## [Document excerpt]
>> Start
Of course it is, but there is no need to standardize that.

> This is mostly orthogonal to the retransmission
> timer. Except for one detail: The smaller the gap between the
> two transmissions, the higher is the risk of reordering, i.
> e., that such heuristics break because the RTO is *too*
> small. Thus, accelerated first retranmission can indeed have
> drawbacks with middleboxes...

no.
It will pass the lone SYN (misordered, arrives first)
Then it will drop the SYN with data.
No harm done.

> And, with an initial RTO of 1s,
> the only penalty is the 1s timeout for the first connection.
> After that, the sender would hopefully not use SYN data any more.
>> End
## [Data block]
>> Start
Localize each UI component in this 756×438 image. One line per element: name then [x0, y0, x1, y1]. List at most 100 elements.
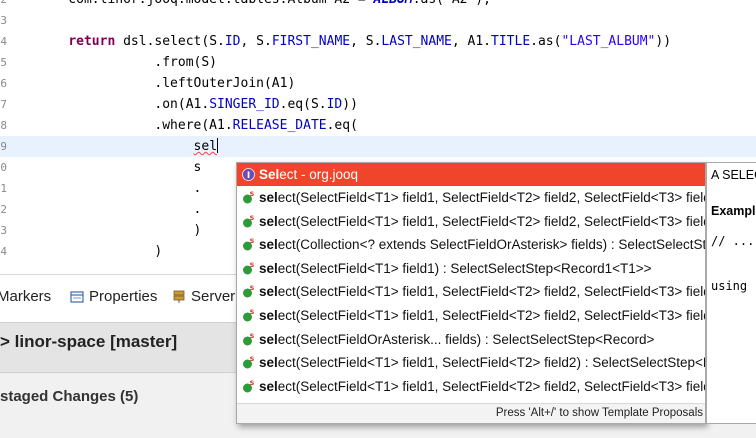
>> End
## [Tasks and exercises]
A - From the SYN retransmission excerpt, list every line of text that does not begin with the ">" quotation mark.
B - In the SYN retransmission excerpt, what is the only penalty of an initial RTO of 1s?

## [Results]
A -
- Of course it is, but there is no need to standardize that.
- no.
- It will pass the lone SYN (misordered, arrives first)
- Then it will drop the SYN with data.
- No harm done.

B - The 1s timeout for the first connection.